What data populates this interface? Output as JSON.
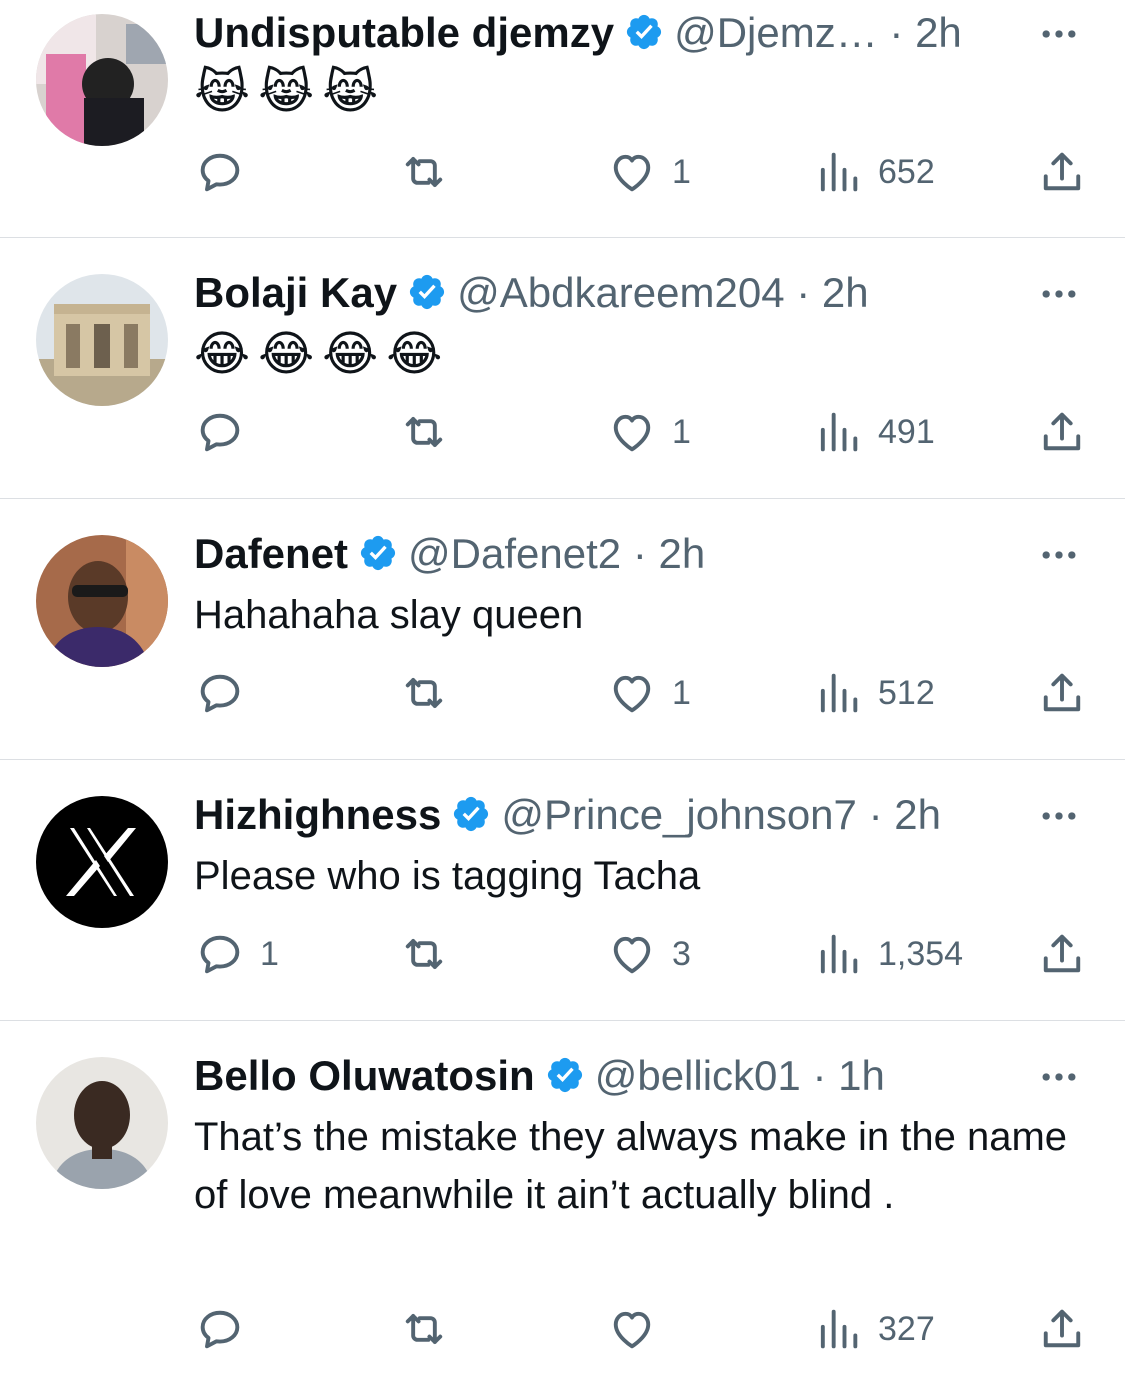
{
  "tweets": [
    {
      "name": "Undisputable djemzy",
      "handle": "@Djemz…",
      "dot": "·",
      "time": "2h",
      "text": "",
      "emoji": "😹😹😹",
      "replies": "",
      "likes": "1",
      "views": "652"
    },
    {
      "name": "Bolaji Kay",
      "handle": "@Abdkareem204",
      "dot": "·",
      "time": "2h",
      "text": "",
      "emoji": "😂😂😂😂",
      "replies": "",
      "likes": "1",
      "views": "491"
    },
    {
      "name": "Dafenet",
      "handle": "@Dafenet2",
      "dot": "·",
      "time": "2h",
      "text": "Hahahaha slay queen",
      "emoji": "",
      "replies": "",
      "likes": "1",
      "views": "512"
    },
    {
      "name": "Hizhighness",
      "handle": "@Prince_johnson7",
      "dot": "·",
      "time": "2h",
      "text": "Please who is tagging Tacha",
      "emoji": "",
      "replies": "1",
      "likes": "3",
      "views": "1,354"
    },
    {
      "name": "Bello Oluwatosin",
      "handle": "@bellick01",
      "dot": "·",
      "time": "1h",
      "text": "That’s the mistake they always make in the name of love meanwhile it ain’t actually blind .",
      "emoji": "",
      "replies": "",
      "likes": "",
      "views": "327"
    }
  ],
  "colors": {
    "text_primary": "#0f1419",
    "text_secondary": "#536471",
    "verified": "#1d9bf0",
    "divider": "#dcdfe3"
  },
  "icons": [
    "verified-badge-icon",
    "more-icon",
    "reply-icon",
    "retweet-icon",
    "like-icon",
    "views-icon",
    "share-icon"
  ]
}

The problem: Write every entry out again exactly, dropping the pictures.

Exercise response:
What data populates this interface? Output as JSON.
{
  "tweets": [
    {
      "name": "Undisputable djemzy",
      "handle": "@Djemz…",
      "dot": "·",
      "time": "2h",
      "text": "",
      "emoji": "😹😹😹",
      "replies": "",
      "likes": "1",
      "views": "652"
    },
    {
      "name": "Bolaji Kay",
      "handle": "@Abdkareem204",
      "dot": "·",
      "time": "2h",
      "text": "",
      "emoji": "😂😂😂😂",
      "replies": "",
      "likes": "1",
      "views": "491"
    },
    {
      "name": "Dafenet",
      "handle": "@Dafenet2",
      "dot": "·",
      "time": "2h",
      "text": "Hahahaha slay queen",
      "emoji": "",
      "replies": "",
      "likes": "1",
      "views": "512"
    },
    {
      "name": "Hizhighness",
      "handle": "@Prince_johnson7",
      "dot": "·",
      "time": "2h",
      "text": "Please who is tagging Tacha",
      "emoji": "",
      "replies": "1",
      "likes": "3",
      "views": "1,354"
    },
    {
      "name": "Bello Oluwatosin",
      "handle": "@bellick01",
      "dot": "·",
      "time": "1h",
      "text": "That’s the mistake they always make in the name of love meanwhile it ain’t actually blind .",
      "emoji": "",
      "replies": "",
      "likes": "",
      "views": "327"
    }
  ],
  "colors": {
    "text_primary": "#0f1419",
    "text_secondary": "#536471",
    "verified": "#1d9bf0",
    "divider": "#dcdfe3"
  },
  "icons": [
    "verified-badge-icon",
    "more-icon",
    "reply-icon",
    "retweet-icon",
    "like-icon",
    "views-icon",
    "share-icon"
  ]
}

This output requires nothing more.